EXTRACTED ENTRIES
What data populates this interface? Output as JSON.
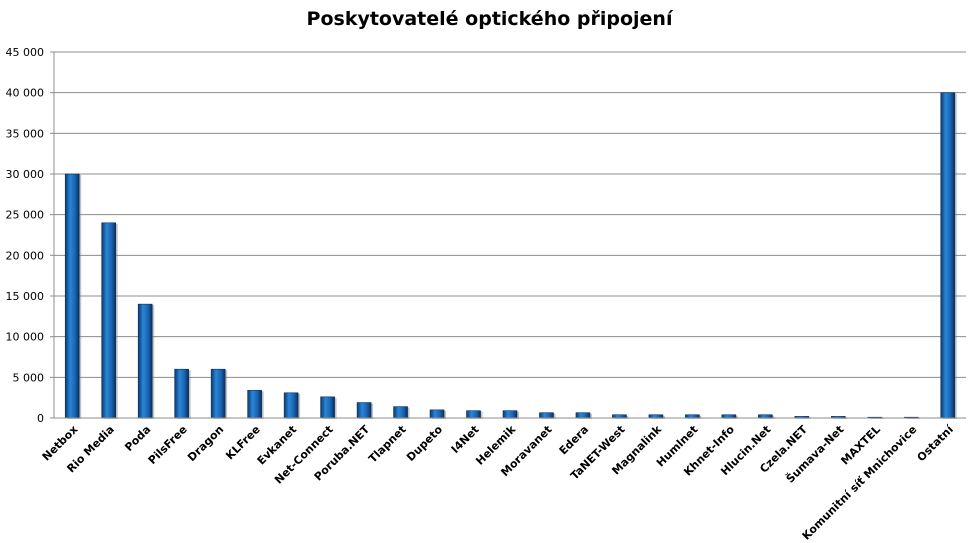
{
  "chart_data": {
    "type": "bar",
    "title": "Poskytovatelé optického připojení",
    "xlabel": "",
    "ylabel": "",
    "ylim": [
      0,
      45000
    ],
    "yticks": [
      0,
      5000,
      10000,
      15000,
      20000,
      25000,
      30000,
      35000,
      40000,
      45000
    ],
    "ytick_labels": [
      "0",
      "5 000",
      "10 000",
      "15 000",
      "20 000",
      "25 000",
      "30 000",
      "35 000",
      "40 000",
      "45 000"
    ],
    "grid": true,
    "legend": "none",
    "bar_color": "#1f6fc0",
    "categories": [
      "Netbox",
      "Rio Media",
      "Poda",
      "PilsFree",
      "Dragon",
      "KLFree",
      "Evkanet",
      "Net-Connect",
      "Poruba.NET",
      "Tlapnet",
      "Dupeto",
      "I4Net",
      "Helemik",
      "Moravanet",
      "Edera",
      "TaNET-West",
      "Magnalink",
      "Humlnet",
      "Khnet-Info",
      "Hlucin.Net",
      "Czela.NET",
      "Šumava-Net",
      "MAXTEL",
      "Komunitní síť Mnichovice",
      "Ostatní"
    ],
    "values": [
      30000,
      24000,
      14000,
      6000,
      6000,
      3400,
      3100,
      2600,
      1900,
      1400,
      1000,
      900,
      900,
      650,
      650,
      400,
      400,
      400,
      400,
      400,
      200,
      200,
      80,
      50,
      40000
    ]
  }
}
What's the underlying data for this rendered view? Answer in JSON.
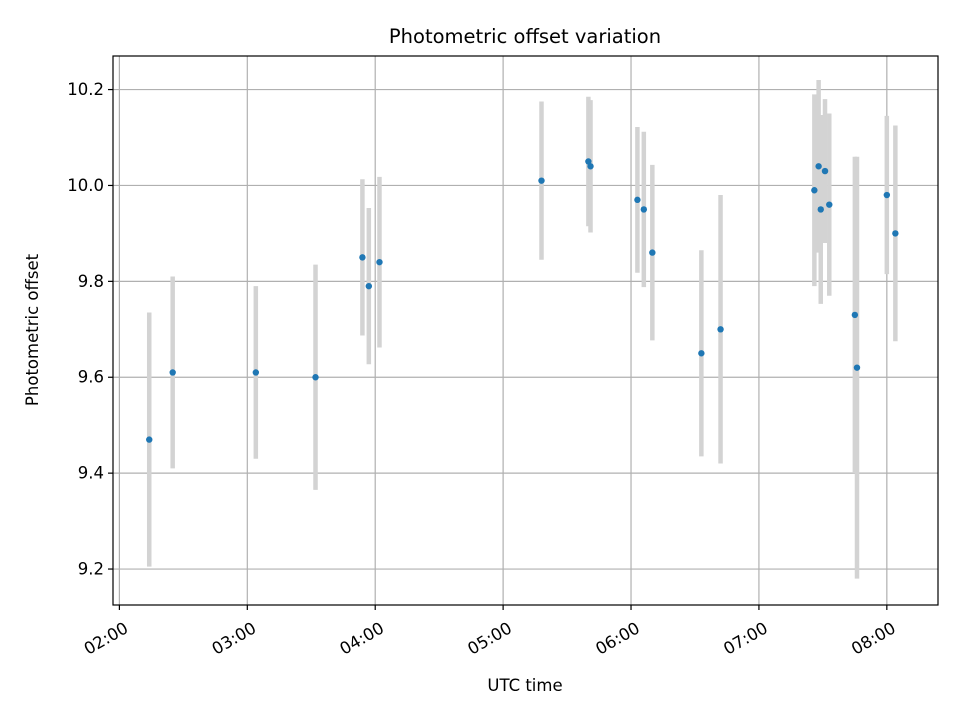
{
  "chart_data": {
    "type": "scatter",
    "title": "Photometric offset variation",
    "xlabel": "UTC time",
    "ylabel": "Photometric offset",
    "x_unit": "UTC time (HH:MM)",
    "xlim": [
      "01:57",
      "08:24"
    ],
    "ylim": [
      9.125,
      10.27
    ],
    "xticks": [
      "02:00",
      "03:00",
      "04:00",
      "05:00",
      "06:00",
      "07:00",
      "08:00"
    ],
    "yticks": [
      "9.2",
      "9.4",
      "9.6",
      "9.8",
      "10.0",
      "10.2"
    ],
    "grid": true,
    "legend": "none",
    "colors": {
      "points": "#1f77b4",
      "errorbars": "#d3d3d3",
      "grid": "#b0b0b0"
    },
    "points": [
      {
        "x": "02:14",
        "y": 9.47,
        "yerr": 0.265
      },
      {
        "x": "02:25",
        "y": 9.61,
        "yerr": 0.2
      },
      {
        "x": "03:04",
        "y": 9.61,
        "yerr": 0.18
      },
      {
        "x": "03:32",
        "y": 9.6,
        "yerr": 0.235
      },
      {
        "x": "03:54",
        "y": 9.85,
        "yerr": 0.163
      },
      {
        "x": "03:57",
        "y": 9.79,
        "yerr": 0.163
      },
      {
        "x": "04:02",
        "y": 9.84,
        "yerr": 0.178
      },
      {
        "x": "05:18",
        "y": 10.01,
        "yerr": 0.165
      },
      {
        "x": "05:40",
        "y": 10.05,
        "yerr": 0.135
      },
      {
        "x": "05:41",
        "y": 10.04,
        "yerr": 0.138
      },
      {
        "x": "06:03",
        "y": 9.97,
        "yerr": 0.152
      },
      {
        "x": "06:06",
        "y": 9.95,
        "yerr": 0.162
      },
      {
        "x": "06:10",
        "y": 9.86,
        "yerr": 0.183
      },
      {
        "x": "06:33",
        "y": 9.65,
        "yerr": 0.215
      },
      {
        "x": "06:42",
        "y": 9.7,
        "yerr": 0.28
      },
      {
        "x": "07:26",
        "y": 9.99,
        "yerr": 0.2
      },
      {
        "x": "07:28",
        "y": 10.04,
        "yerr": 0.18
      },
      {
        "x": "07:29",
        "y": 9.95,
        "yerr": 0.197
      },
      {
        "x": "07:31",
        "y": 10.03,
        "yerr": 0.15
      },
      {
        "x": "07:33",
        "y": 9.96,
        "yerr": 0.19
      },
      {
        "x": "07:45",
        "y": 9.73,
        "yerr": 0.33
      },
      {
        "x": "07:46",
        "y": 9.62,
        "yerr": 0.44
      },
      {
        "x": "08:00",
        "y": 9.98,
        "yerr": 0.165
      },
      {
        "x": "08:04",
        "y": 9.9,
        "yerr": 0.225
      }
    ]
  }
}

WHAT THE TASK REQUIRES
Give every line above again exactly, with no pictures.

TASK RESPONSE
What data populates this interface? Output as JSON.
{
  "chart_data": {
    "type": "bar",
    "title": "Poskytovatelé optického připojení",
    "xlabel": "",
    "ylabel": "",
    "ylim": [
      0,
      45000
    ],
    "yticks": [
      0,
      5000,
      10000,
      15000,
      20000,
      25000,
      30000,
      35000,
      40000,
      45000
    ],
    "ytick_labels": [
      "0",
      "5 000",
      "10 000",
      "15 000",
      "20 000",
      "25 000",
      "30 000",
      "35 000",
      "40 000",
      "45 000"
    ],
    "grid": true,
    "legend": "none",
    "bar_color": "#1f6fc0",
    "categories": [
      "Netbox",
      "Rio Media",
      "Poda",
      "PilsFree",
      "Dragon",
      "KLFree",
      "Evkanet",
      "Net-Connect",
      "Poruba.NET",
      "Tlapnet",
      "Dupeto",
      "I4Net",
      "Helemik",
      "Moravanet",
      "Edera",
      "TaNET-West",
      "Magnalink",
      "Humlnet",
      "Khnet-Info",
      "Hlucin.Net",
      "Czela.NET",
      "Šumava-Net",
      "MAXTEL",
      "Komunitní síť Mnichovice",
      "Ostatní"
    ],
    "values": [
      30000,
      24000,
      14000,
      6000,
      6000,
      3400,
      3100,
      2600,
      1900,
      1400,
      1000,
      900,
      900,
      650,
      650,
      400,
      400,
      400,
      400,
      400,
      200,
      200,
      80,
      50,
      40000
    ]
  }
}
What's the underlying data for this rendered view? Answer in JSON.
{
  "chart_data": {
    "type": "scatter",
    "title": "Photometric offset variation",
    "xlabel": "UTC time",
    "ylabel": "Photometric offset",
    "x_unit": "UTC time (HH:MM)",
    "xlim": [
      "01:57",
      "08:24"
    ],
    "ylim": [
      9.125,
      10.27
    ],
    "xticks": [
      "02:00",
      "03:00",
      "04:00",
      "05:00",
      "06:00",
      "07:00",
      "08:00"
    ],
    "yticks": [
      "9.2",
      "9.4",
      "9.6",
      "9.8",
      "10.0",
      "10.2"
    ],
    "grid": true,
    "legend": "none",
    "colors": {
      "points": "#1f77b4",
      "errorbars": "#d3d3d3",
      "grid": "#b0b0b0"
    },
    "points": [
      {
        "x": "02:14",
        "y": 9.47,
        "yerr": 0.265
      },
      {
        "x": "02:25",
        "y": 9.61,
        "yerr": 0.2
      },
      {
        "x": "03:04",
        "y": 9.61,
        "yerr": 0.18
      },
      {
        "x": "03:32",
        "y": 9.6,
        "yerr": 0.235
      },
      {
        "x": "03:54",
        "y": 9.85,
        "yerr": 0.163
      },
      {
        "x": "03:57",
        "y": 9.79,
        "yerr": 0.163
      },
      {
        "x": "04:02",
        "y": 9.84,
        "yerr": 0.178
      },
      {
        "x": "05:18",
        "y": 10.01,
        "yerr": 0.165
      },
      {
        "x": "05:40",
        "y": 10.05,
        "yerr": 0.135
      },
      {
        "x": "05:41",
        "y": 10.04,
        "yerr": 0.138
      },
      {
        "x": "06:03",
        "y": 9.97,
        "yerr": 0.152
      },
      {
        "x": "06:06",
        "y": 9.95,
        "yerr": 0.162
      },
      {
        "x": "06:10",
        "y": 9.86,
        "yerr": 0.183
      },
      {
        "x": "06:33",
        "y": 9.65,
        "yerr": 0.215
      },
      {
        "x": "06:42",
        "y": 9.7,
        "yerr": 0.28
      },
      {
        "x": "07:26",
        "y": 9.99,
        "yerr": 0.2
      },
      {
        "x": "07:28",
        "y": 10.04,
        "yerr": 0.18
      },
      {
        "x": "07:29",
        "y": 9.95,
        "yerr": 0.197
      },
      {
        "x": "07:31",
        "y": 10.03,
        "yerr": 0.15
      },
      {
        "x": "07:33",
        "y": 9.96,
        "yerr": 0.19
      },
      {
        "x": "07:45",
        "y": 9.73,
        "yerr": 0.33
      },
      {
        "x": "07:46",
        "y": 9.62,
        "yerr": 0.44
      },
      {
        "x": "08:00",
        "y": 9.98,
        "yerr": 0.165
      },
      {
        "x": "08:04",
        "y": 9.9,
        "yerr": 0.225
      }
    ]
  }
}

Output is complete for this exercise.